-- Instructions for the task --
Which lines include the word "CCIF"? Copy each of them.
================
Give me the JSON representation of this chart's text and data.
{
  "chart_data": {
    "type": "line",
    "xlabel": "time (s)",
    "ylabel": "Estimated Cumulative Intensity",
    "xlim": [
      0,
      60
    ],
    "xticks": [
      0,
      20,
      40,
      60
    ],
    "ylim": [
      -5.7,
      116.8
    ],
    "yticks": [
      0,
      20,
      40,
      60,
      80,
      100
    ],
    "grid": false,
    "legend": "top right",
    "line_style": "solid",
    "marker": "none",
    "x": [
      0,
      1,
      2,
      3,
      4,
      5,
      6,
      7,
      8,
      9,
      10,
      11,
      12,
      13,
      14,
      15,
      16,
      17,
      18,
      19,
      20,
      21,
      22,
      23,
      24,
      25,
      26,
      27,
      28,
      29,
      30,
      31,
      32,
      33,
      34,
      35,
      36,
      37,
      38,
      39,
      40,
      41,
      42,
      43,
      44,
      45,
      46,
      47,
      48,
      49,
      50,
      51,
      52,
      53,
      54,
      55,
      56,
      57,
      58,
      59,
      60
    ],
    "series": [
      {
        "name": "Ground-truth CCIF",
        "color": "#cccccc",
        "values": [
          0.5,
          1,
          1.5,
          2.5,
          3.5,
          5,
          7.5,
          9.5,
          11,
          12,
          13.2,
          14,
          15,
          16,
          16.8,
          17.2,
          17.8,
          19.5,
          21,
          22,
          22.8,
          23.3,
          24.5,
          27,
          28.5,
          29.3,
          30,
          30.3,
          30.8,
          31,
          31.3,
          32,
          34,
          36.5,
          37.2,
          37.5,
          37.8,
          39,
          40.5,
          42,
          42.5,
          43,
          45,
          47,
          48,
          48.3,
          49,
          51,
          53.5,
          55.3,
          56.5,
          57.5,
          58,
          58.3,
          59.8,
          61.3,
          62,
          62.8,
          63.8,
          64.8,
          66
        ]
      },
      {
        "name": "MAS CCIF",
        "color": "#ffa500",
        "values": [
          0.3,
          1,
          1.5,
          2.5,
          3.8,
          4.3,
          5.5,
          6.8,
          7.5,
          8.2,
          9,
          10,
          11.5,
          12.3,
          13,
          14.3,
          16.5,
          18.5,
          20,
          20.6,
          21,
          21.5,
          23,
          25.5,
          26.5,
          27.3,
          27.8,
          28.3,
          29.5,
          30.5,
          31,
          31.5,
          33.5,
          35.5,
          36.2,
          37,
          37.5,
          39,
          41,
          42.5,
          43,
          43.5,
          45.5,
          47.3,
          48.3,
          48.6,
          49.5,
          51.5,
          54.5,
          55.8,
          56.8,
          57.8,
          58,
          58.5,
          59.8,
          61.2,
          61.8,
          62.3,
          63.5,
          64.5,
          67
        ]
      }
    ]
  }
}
================
-- Problem solution --
        "name": "Ground-truth CCIF",
        "name": "MAS CCIF",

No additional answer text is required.